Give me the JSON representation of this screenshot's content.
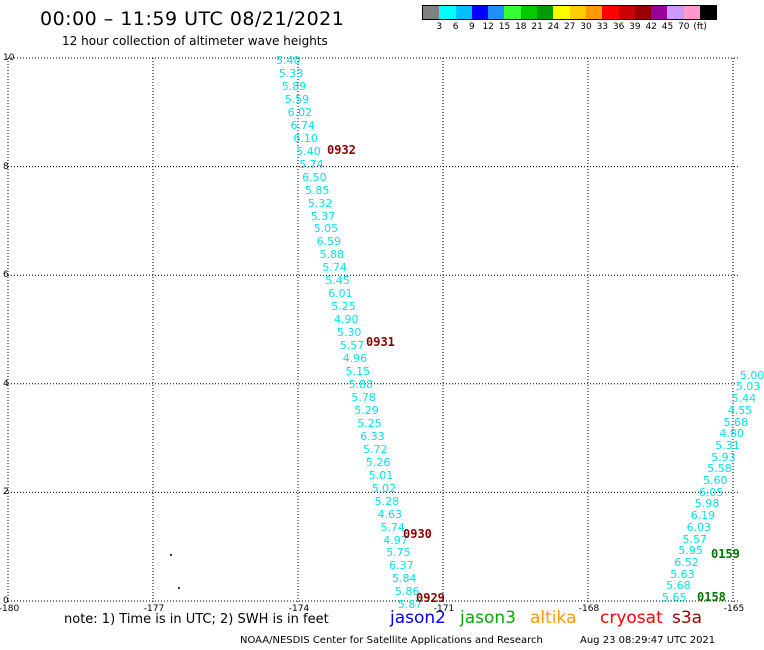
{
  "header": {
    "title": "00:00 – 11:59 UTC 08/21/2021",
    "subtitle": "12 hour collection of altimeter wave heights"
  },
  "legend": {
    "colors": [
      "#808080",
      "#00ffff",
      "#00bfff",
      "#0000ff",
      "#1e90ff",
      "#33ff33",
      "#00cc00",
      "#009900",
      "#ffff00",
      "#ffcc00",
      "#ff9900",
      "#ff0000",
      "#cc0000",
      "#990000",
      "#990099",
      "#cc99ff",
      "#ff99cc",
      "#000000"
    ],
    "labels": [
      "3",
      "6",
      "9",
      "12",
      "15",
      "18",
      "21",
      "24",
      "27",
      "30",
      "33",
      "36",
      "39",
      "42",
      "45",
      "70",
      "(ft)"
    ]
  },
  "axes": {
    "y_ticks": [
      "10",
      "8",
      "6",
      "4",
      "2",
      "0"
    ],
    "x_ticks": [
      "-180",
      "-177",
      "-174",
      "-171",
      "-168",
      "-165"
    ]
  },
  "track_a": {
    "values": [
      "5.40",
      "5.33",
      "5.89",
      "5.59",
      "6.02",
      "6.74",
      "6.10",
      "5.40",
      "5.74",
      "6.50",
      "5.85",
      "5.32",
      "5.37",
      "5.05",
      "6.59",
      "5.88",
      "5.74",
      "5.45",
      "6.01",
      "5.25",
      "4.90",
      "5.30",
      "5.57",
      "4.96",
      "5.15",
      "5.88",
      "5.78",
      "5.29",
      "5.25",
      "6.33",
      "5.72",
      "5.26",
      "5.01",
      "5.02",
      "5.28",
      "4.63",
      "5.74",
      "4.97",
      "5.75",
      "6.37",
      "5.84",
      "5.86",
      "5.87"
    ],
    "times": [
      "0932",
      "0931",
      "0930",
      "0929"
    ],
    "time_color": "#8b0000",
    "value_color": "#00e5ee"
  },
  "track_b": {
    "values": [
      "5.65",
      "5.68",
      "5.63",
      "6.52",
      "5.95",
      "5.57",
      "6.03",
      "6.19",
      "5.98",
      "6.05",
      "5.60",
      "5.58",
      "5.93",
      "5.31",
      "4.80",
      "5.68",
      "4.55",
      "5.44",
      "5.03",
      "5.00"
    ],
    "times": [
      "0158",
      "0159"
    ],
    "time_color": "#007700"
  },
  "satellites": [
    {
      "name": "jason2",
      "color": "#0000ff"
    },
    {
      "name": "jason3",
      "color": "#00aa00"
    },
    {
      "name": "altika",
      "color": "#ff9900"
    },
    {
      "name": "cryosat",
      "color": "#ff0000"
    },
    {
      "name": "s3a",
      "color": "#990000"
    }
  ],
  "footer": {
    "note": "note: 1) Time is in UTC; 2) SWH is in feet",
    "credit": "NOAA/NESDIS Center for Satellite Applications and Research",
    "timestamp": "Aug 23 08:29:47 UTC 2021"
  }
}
────
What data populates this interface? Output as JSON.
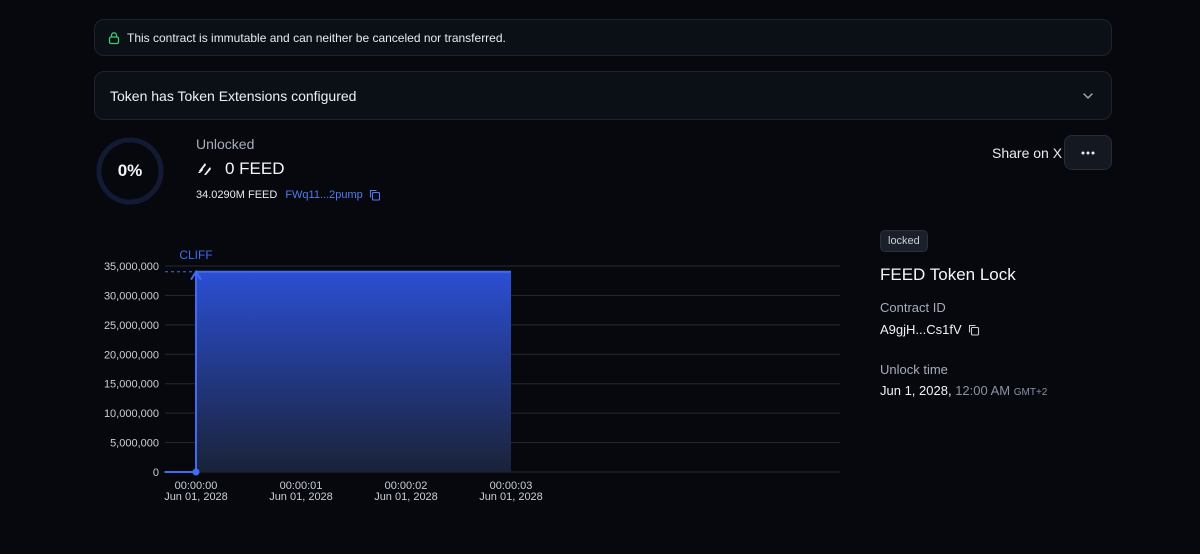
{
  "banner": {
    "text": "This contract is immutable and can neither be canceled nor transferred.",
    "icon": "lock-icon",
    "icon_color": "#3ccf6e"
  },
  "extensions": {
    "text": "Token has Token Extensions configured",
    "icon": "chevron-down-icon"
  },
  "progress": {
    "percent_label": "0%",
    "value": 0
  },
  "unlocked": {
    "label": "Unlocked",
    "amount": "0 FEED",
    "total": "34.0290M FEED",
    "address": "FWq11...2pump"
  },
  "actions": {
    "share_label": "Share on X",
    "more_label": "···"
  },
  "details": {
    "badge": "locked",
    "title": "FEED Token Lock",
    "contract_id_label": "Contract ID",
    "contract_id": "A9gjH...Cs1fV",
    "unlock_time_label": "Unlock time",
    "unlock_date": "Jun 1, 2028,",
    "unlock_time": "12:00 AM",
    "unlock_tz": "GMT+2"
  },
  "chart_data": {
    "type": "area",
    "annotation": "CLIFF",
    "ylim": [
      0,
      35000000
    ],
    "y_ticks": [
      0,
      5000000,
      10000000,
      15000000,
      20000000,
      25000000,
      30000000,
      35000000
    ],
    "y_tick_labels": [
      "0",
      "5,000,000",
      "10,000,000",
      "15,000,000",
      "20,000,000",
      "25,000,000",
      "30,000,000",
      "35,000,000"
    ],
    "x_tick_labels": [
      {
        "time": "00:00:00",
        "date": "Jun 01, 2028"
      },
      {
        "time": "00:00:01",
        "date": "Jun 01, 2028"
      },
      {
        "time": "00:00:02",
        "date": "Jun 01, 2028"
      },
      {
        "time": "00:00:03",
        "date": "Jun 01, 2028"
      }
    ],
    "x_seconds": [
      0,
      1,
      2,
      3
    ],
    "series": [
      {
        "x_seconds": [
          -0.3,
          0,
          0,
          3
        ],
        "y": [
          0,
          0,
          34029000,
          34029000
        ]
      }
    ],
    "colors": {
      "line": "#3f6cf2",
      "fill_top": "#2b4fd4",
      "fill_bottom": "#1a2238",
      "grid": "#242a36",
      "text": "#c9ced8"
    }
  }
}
────
* Goal of the exercise
Pull every line holding "JSON" out of the records.

* Response below
Give me the JSON representation of this screenshot's content.
What data populates this interface? Output as JSON.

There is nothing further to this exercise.